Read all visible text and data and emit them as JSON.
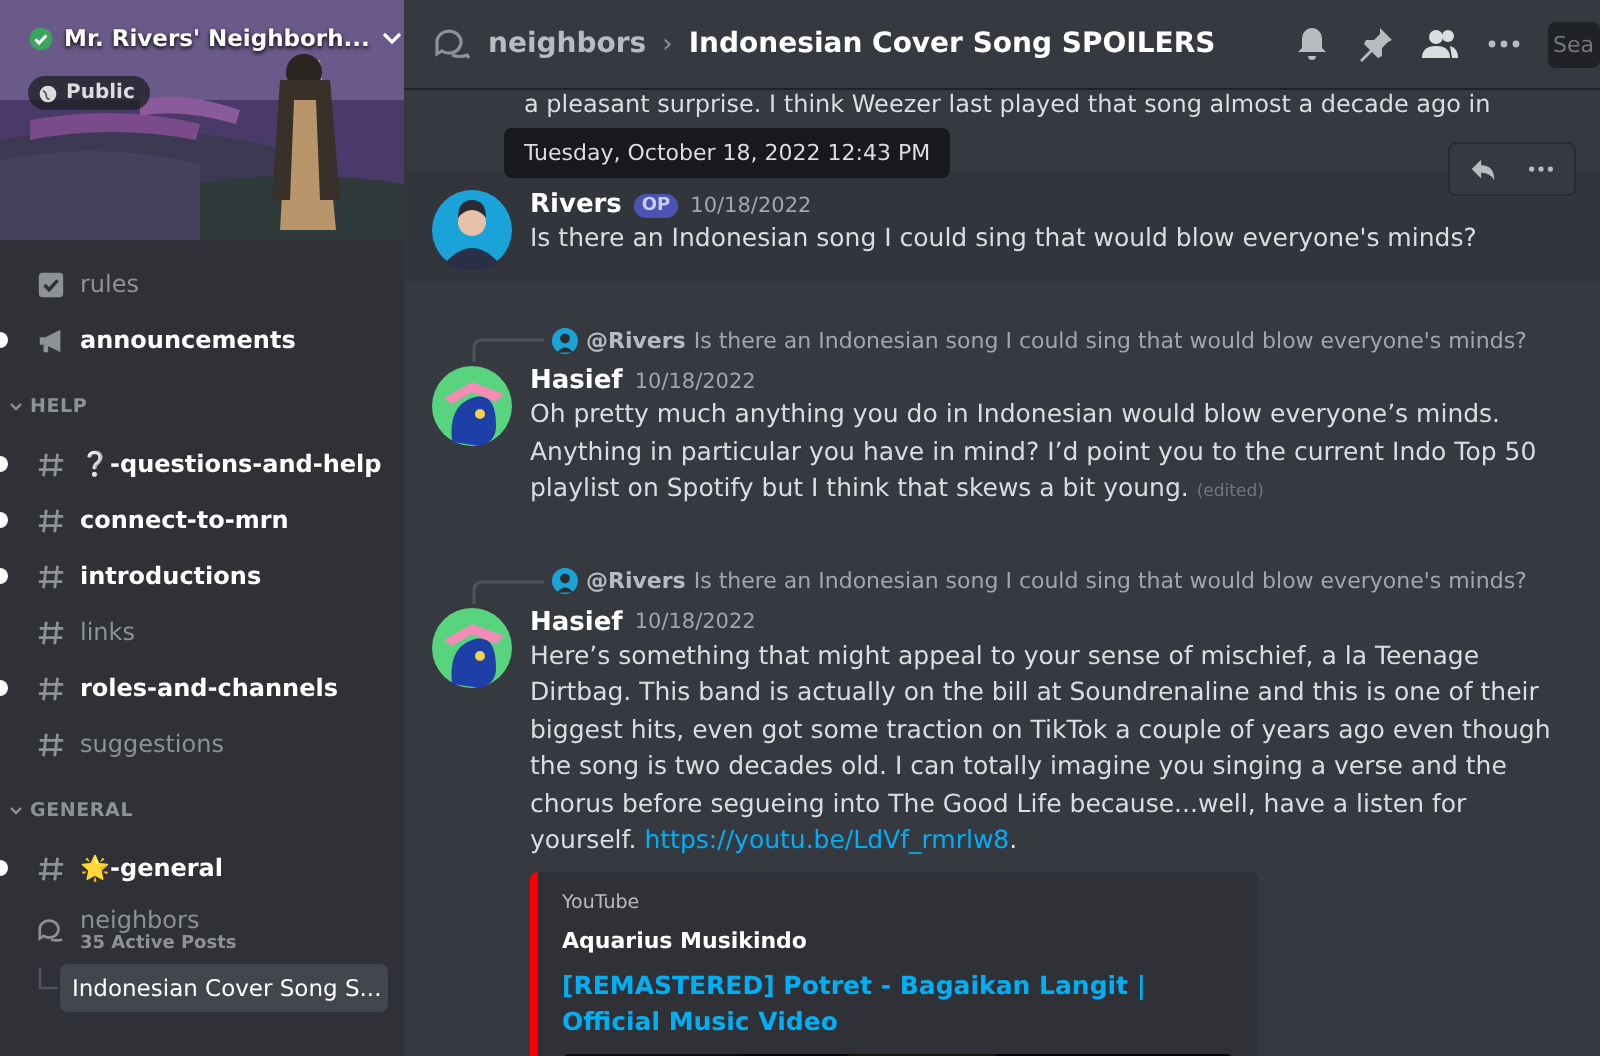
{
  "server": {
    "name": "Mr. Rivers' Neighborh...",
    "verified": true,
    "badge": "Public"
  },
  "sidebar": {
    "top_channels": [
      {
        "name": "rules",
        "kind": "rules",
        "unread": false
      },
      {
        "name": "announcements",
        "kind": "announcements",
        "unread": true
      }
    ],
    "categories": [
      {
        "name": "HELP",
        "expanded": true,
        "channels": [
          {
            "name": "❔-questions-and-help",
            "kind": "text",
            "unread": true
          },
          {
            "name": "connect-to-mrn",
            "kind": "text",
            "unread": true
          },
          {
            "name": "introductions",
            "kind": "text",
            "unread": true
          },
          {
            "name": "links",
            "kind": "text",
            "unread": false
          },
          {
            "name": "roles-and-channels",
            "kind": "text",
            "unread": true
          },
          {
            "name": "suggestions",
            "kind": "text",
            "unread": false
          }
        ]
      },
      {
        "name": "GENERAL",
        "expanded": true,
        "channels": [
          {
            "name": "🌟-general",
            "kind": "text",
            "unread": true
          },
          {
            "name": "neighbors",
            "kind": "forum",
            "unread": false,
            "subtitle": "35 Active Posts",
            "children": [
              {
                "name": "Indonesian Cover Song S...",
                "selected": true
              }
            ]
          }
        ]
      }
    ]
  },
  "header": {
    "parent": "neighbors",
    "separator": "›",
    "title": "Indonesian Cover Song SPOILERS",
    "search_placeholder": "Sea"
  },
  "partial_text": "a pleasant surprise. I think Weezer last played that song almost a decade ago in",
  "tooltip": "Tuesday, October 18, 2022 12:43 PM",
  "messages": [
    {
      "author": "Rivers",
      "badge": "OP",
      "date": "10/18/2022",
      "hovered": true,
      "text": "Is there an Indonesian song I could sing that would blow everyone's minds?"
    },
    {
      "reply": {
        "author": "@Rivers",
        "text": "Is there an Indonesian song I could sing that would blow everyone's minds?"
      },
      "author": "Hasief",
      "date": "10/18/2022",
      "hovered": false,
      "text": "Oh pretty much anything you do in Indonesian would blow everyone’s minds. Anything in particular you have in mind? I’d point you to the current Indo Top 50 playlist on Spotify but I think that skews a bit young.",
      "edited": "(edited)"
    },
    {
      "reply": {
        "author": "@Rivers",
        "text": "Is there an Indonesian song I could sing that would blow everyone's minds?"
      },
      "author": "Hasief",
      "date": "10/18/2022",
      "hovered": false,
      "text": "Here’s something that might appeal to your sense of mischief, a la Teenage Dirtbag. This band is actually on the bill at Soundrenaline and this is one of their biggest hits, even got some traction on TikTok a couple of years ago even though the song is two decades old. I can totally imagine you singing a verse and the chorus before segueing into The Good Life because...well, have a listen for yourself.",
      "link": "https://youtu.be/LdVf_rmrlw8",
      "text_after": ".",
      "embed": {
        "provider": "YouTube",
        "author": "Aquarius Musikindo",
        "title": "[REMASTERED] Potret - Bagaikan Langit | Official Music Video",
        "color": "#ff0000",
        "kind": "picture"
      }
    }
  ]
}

---

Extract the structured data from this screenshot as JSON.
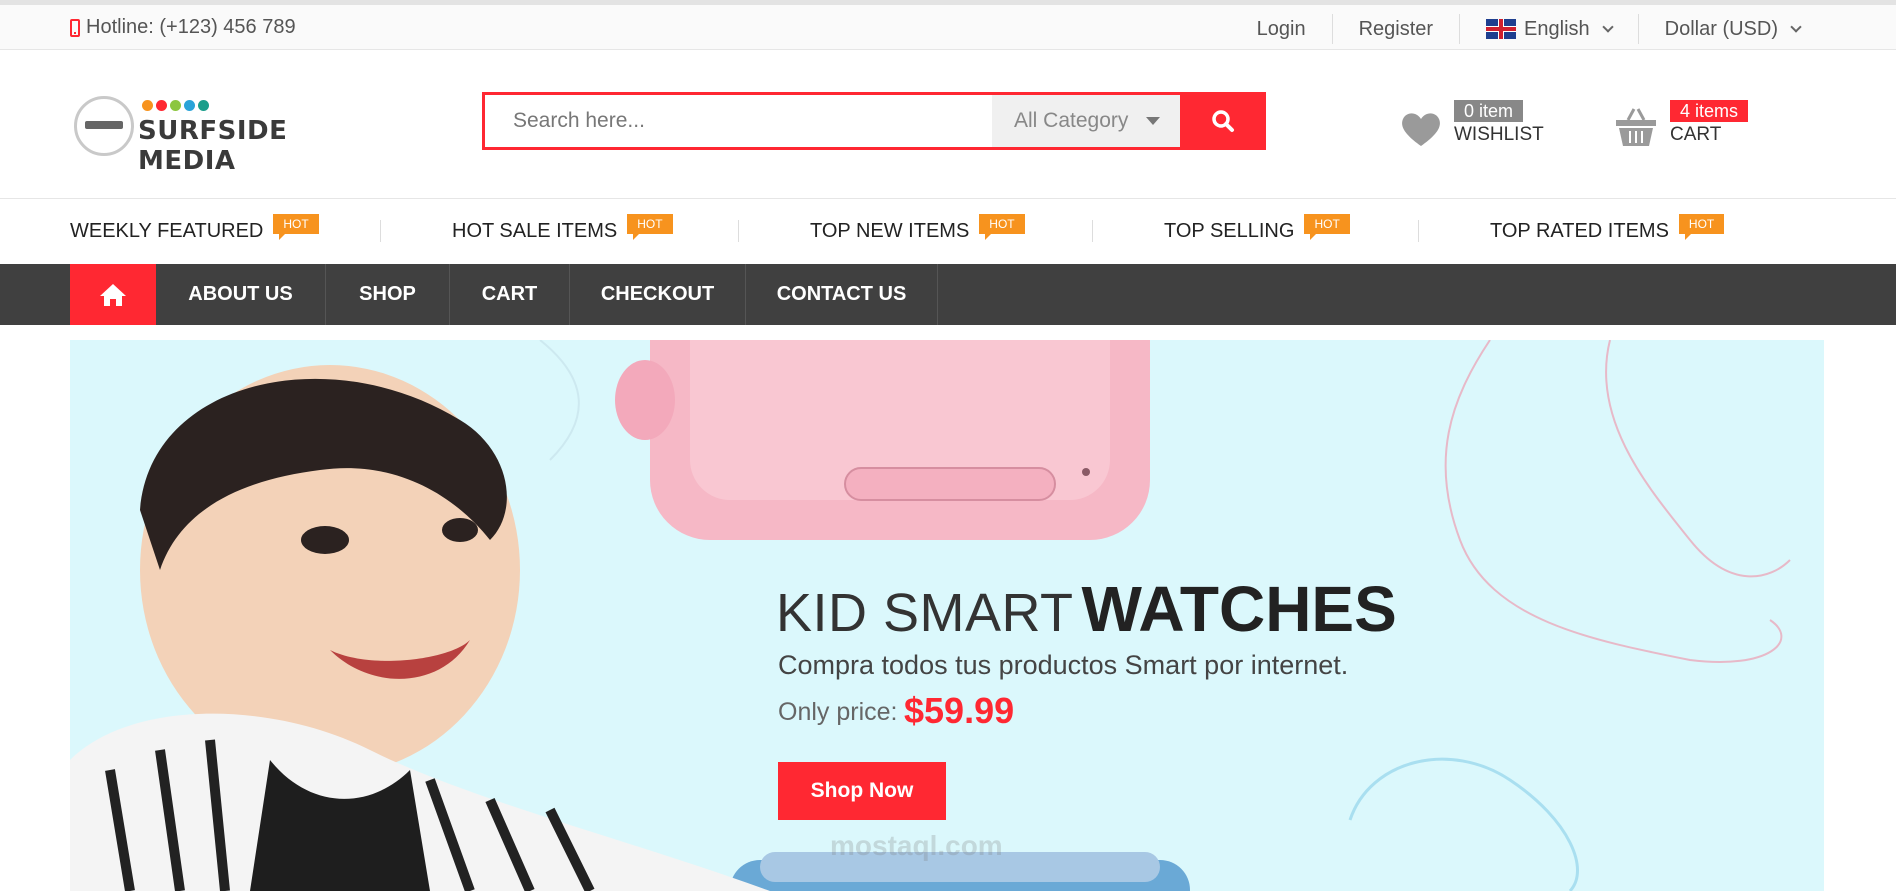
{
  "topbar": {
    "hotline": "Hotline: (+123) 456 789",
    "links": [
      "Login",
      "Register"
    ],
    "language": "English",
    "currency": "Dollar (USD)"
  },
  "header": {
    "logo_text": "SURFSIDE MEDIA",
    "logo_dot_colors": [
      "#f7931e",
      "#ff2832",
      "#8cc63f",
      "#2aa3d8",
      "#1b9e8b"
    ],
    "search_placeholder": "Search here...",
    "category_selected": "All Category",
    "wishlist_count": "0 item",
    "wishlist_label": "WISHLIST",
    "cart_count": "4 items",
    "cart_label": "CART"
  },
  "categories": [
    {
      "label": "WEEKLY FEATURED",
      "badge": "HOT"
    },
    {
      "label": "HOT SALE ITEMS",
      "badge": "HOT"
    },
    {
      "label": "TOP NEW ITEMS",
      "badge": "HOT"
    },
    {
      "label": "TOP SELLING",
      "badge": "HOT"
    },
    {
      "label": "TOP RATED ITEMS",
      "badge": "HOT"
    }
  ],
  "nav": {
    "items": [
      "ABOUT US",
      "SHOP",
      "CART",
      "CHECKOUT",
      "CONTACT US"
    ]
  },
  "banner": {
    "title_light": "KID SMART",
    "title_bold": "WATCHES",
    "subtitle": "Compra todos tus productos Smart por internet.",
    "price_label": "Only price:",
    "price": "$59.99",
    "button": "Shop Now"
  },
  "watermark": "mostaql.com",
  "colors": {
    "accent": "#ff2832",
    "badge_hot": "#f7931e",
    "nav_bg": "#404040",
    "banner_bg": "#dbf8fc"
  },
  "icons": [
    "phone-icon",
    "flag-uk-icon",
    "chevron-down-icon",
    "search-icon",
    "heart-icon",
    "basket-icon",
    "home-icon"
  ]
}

* **TO BE DONE**
Copy out each line of the entries that holds "Indonesian".

* **SOLUTION FOR THIS EXERCISE**
                "name": "Indonesian Cover Song S...",
    "title": "Indonesian Cover Song SPOILERS",
      "text": "Is there an Indonesian song I could sing that would blow everyone's minds?"
        "text": "Is there an Indonesian song I could sing that would blow everyone's minds?"
      "text": "Oh pretty much anything you do in Indonesian would blow everyone’s minds. Anything in particular you have in mind? I’d point you to the current Indo Top 50 playlist on Spotify but I think that skews a bit young.",
        "text": "Is there an Indonesian song I could sing that would blow everyone's minds?"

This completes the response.